-- Begin --
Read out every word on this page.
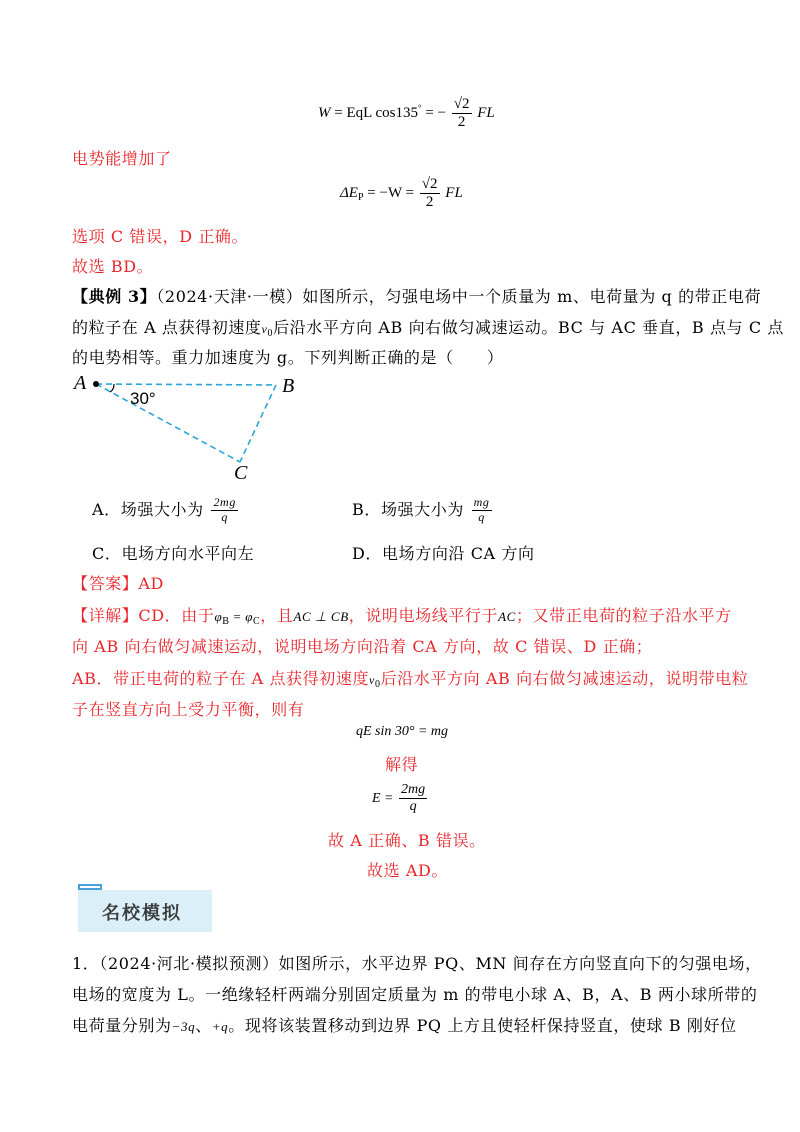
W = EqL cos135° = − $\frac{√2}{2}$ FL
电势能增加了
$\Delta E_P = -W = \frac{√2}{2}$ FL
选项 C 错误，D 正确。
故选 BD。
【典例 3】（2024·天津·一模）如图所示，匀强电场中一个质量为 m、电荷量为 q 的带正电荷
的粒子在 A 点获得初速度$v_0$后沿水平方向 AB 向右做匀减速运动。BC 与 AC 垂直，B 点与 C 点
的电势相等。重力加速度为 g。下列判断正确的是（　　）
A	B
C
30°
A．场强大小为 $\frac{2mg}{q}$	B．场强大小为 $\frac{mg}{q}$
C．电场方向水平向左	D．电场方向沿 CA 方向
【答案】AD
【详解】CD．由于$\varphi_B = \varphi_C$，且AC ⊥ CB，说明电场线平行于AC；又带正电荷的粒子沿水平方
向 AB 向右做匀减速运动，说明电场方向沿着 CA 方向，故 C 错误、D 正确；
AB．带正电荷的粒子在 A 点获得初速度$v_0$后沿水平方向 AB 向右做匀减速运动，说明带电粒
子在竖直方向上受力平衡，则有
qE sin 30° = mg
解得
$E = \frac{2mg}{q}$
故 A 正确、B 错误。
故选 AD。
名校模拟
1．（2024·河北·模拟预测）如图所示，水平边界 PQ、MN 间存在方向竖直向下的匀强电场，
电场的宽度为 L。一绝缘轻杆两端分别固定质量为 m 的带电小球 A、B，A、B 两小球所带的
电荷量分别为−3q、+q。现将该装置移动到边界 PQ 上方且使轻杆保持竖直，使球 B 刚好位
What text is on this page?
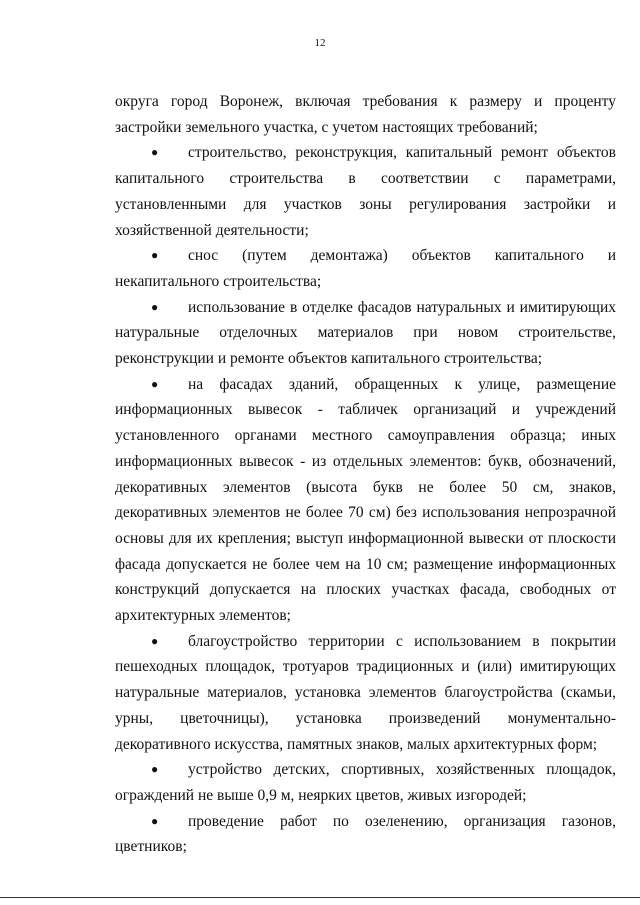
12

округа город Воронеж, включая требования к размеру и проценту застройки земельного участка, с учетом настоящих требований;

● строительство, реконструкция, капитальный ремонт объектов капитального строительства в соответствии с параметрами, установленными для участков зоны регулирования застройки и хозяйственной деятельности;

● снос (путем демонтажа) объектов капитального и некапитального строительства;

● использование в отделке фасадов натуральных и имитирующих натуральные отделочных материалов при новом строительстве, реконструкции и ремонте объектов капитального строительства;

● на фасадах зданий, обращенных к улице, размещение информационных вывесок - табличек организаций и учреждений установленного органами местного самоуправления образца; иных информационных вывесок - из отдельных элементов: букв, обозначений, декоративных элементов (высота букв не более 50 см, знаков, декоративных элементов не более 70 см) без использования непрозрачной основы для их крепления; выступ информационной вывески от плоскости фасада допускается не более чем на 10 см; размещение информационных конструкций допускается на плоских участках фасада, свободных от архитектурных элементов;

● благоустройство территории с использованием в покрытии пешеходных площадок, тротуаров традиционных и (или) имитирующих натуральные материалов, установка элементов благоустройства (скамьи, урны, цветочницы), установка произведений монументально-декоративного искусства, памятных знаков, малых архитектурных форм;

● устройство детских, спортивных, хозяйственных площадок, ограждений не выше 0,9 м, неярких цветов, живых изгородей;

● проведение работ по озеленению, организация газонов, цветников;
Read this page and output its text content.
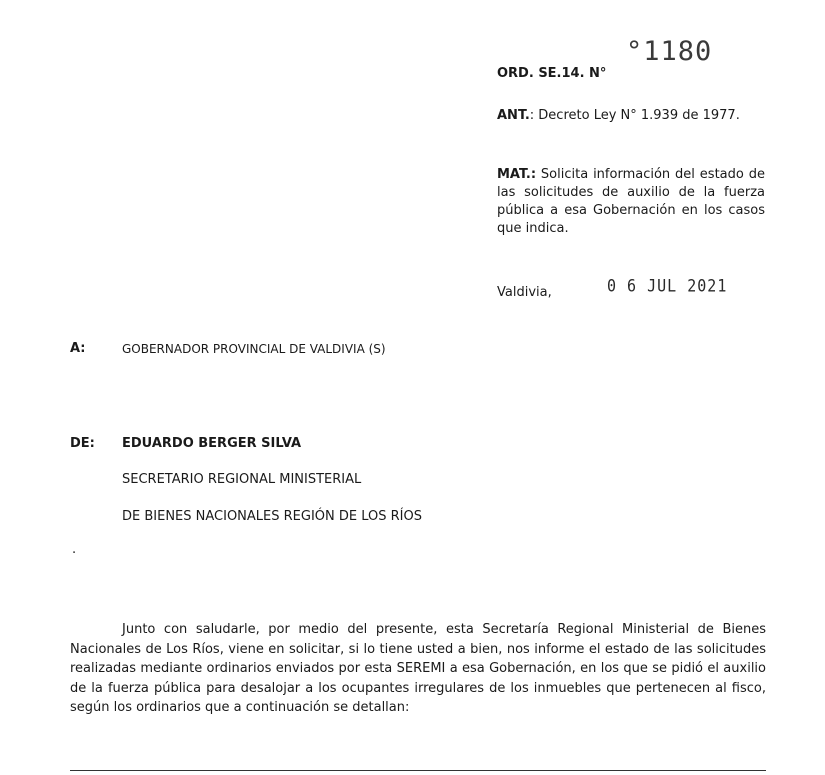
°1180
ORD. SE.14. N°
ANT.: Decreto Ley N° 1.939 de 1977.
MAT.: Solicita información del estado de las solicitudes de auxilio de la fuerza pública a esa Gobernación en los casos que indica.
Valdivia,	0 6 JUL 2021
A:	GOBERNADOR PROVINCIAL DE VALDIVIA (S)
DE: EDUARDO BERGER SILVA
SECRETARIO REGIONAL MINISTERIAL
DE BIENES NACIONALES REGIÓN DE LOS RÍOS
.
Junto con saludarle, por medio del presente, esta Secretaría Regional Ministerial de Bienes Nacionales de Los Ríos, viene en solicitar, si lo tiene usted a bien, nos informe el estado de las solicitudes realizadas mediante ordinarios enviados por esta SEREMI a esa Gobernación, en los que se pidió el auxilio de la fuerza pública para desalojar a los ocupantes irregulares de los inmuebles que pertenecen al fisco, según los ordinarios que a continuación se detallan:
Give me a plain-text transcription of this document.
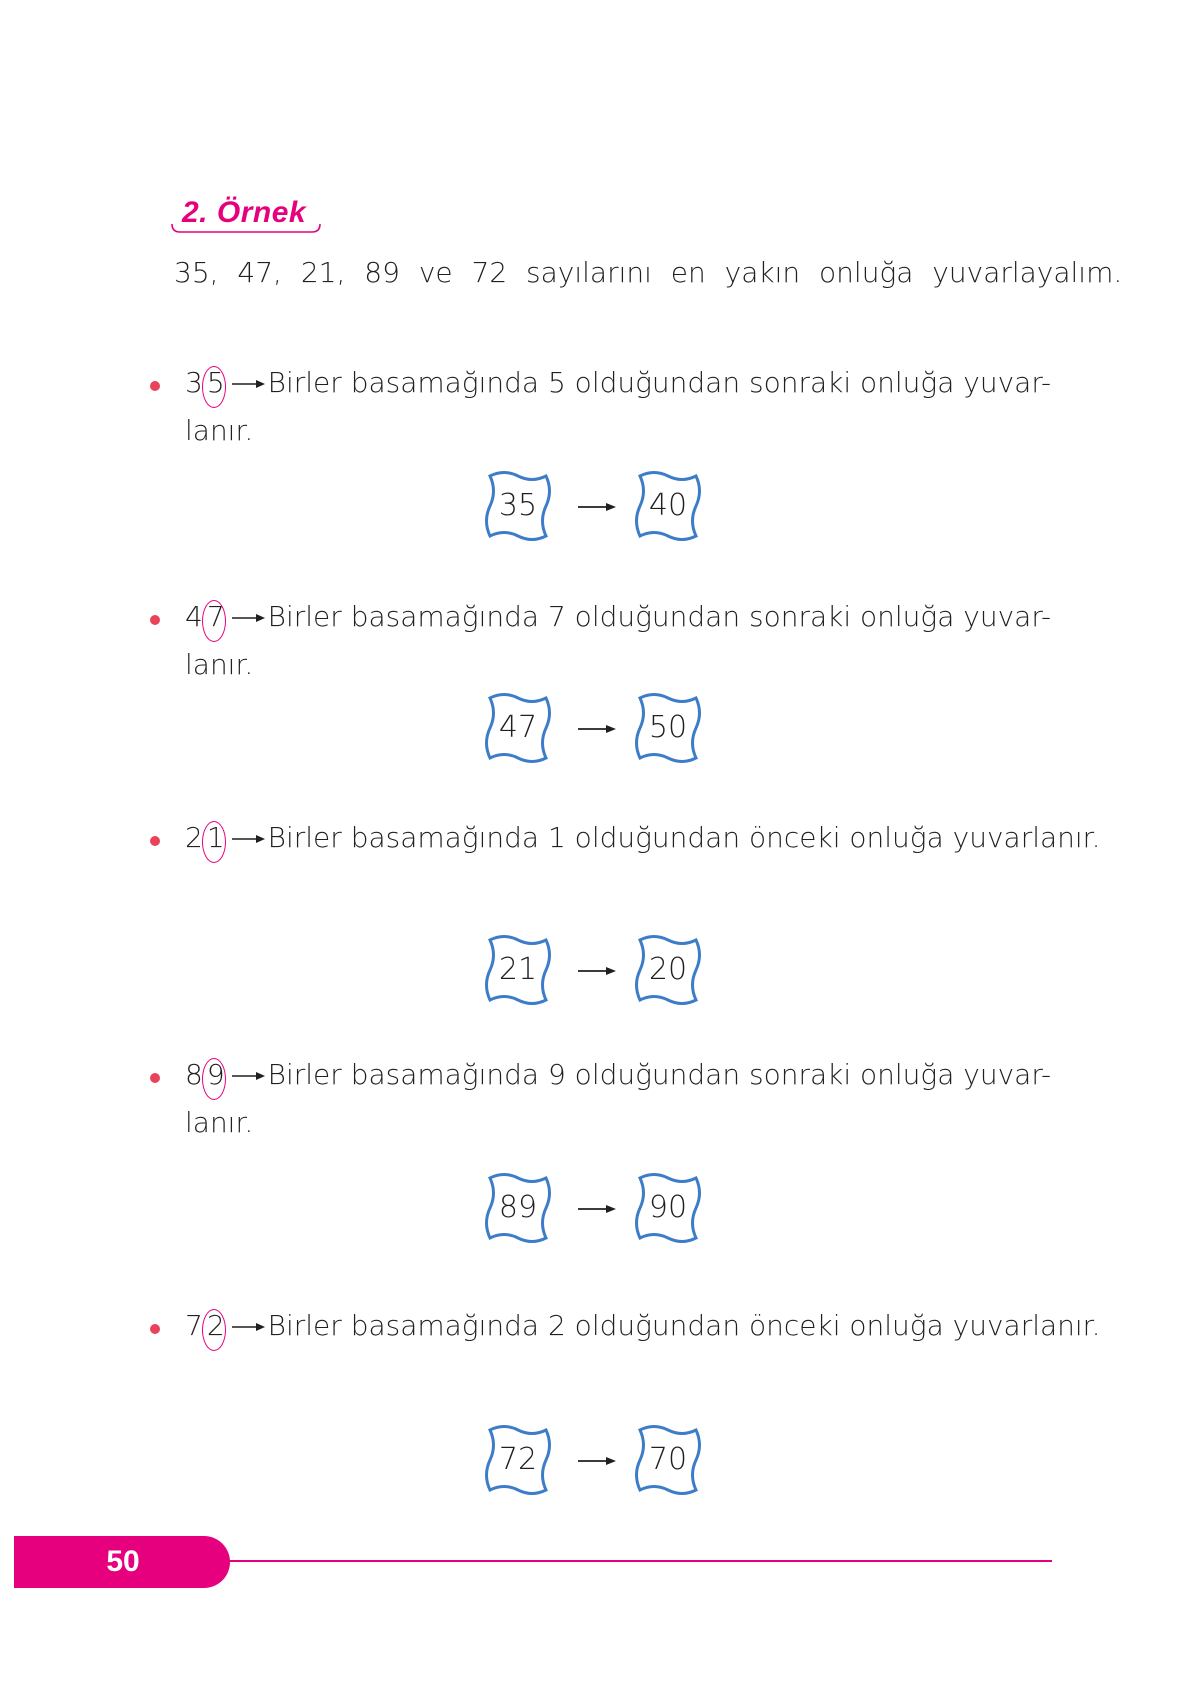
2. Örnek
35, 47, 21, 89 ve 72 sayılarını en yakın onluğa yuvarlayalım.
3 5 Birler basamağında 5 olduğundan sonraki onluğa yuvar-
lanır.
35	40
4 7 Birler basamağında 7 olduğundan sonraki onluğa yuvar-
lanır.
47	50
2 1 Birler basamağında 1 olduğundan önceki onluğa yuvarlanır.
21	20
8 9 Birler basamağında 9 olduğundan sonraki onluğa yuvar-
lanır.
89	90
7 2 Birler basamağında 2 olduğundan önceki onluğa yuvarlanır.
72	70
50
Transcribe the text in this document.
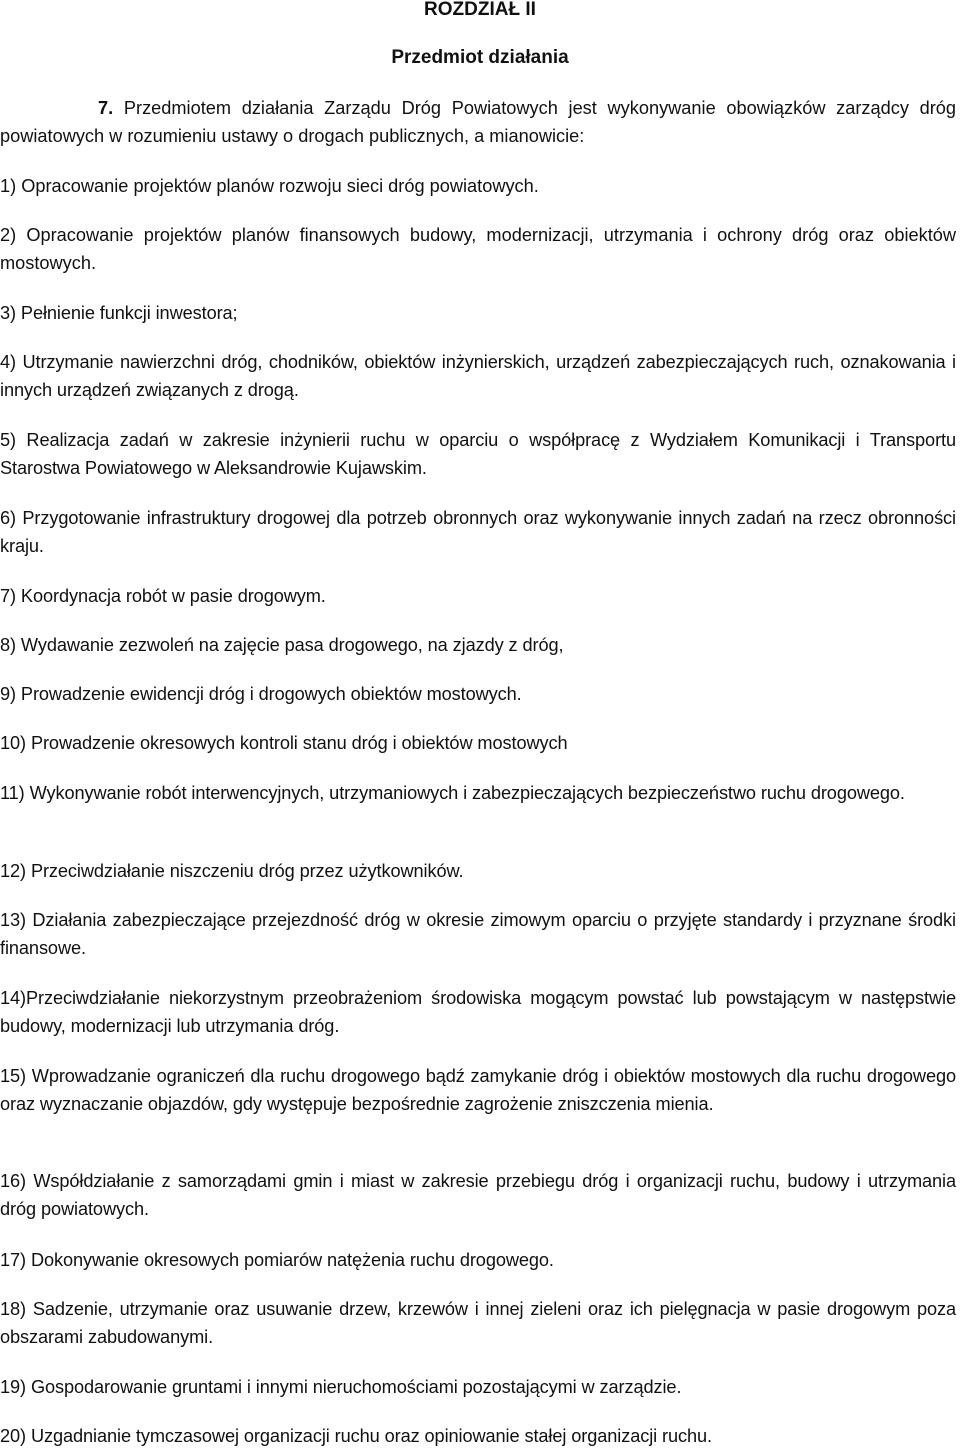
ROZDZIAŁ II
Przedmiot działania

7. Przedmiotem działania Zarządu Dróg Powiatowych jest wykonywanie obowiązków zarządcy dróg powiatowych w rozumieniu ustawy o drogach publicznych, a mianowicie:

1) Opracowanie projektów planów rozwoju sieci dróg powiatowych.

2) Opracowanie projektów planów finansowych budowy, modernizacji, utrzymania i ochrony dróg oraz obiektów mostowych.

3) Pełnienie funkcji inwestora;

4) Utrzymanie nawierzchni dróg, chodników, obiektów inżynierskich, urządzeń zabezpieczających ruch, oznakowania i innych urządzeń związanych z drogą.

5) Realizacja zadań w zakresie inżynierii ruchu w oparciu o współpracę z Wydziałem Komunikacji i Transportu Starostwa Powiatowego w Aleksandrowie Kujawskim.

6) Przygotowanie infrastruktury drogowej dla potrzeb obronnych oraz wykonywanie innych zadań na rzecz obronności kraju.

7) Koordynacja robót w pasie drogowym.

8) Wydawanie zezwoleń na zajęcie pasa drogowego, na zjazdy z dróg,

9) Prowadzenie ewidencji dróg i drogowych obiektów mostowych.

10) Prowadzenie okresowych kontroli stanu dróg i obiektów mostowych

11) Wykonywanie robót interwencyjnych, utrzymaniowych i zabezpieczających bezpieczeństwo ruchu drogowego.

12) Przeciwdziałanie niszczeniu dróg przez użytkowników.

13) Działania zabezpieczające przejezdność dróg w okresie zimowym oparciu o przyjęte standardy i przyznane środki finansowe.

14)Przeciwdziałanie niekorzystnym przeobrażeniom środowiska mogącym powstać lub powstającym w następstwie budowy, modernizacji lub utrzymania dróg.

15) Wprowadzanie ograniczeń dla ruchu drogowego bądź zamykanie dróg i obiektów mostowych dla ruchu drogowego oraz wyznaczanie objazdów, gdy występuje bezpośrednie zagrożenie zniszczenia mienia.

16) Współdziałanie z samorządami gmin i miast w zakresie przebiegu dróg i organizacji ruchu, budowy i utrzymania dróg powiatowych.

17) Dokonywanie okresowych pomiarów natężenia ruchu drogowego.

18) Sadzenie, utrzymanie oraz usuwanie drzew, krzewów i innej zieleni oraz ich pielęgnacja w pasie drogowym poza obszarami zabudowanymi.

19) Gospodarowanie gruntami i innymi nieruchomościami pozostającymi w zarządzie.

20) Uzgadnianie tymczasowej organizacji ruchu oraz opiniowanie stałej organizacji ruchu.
-- End --
EXERCISE DETAILS:
Where a line of the material above holds the string "строительства", copy that line.

THE RESULT:
● строительство, реконструкция, капитальный ремонт объектов капитального строительства в соответствии с параметрами, установленными для участков зоны регулирования застройки и хозяйственной деятельности;
● снос (путем демонтажа) объектов капитального и некапитального строительства;
● использование в отделке фасадов натуральных и имитирующих натуральные отделочных материалов при новом строительстве, реконструкции и ремонте объектов капитального строительства;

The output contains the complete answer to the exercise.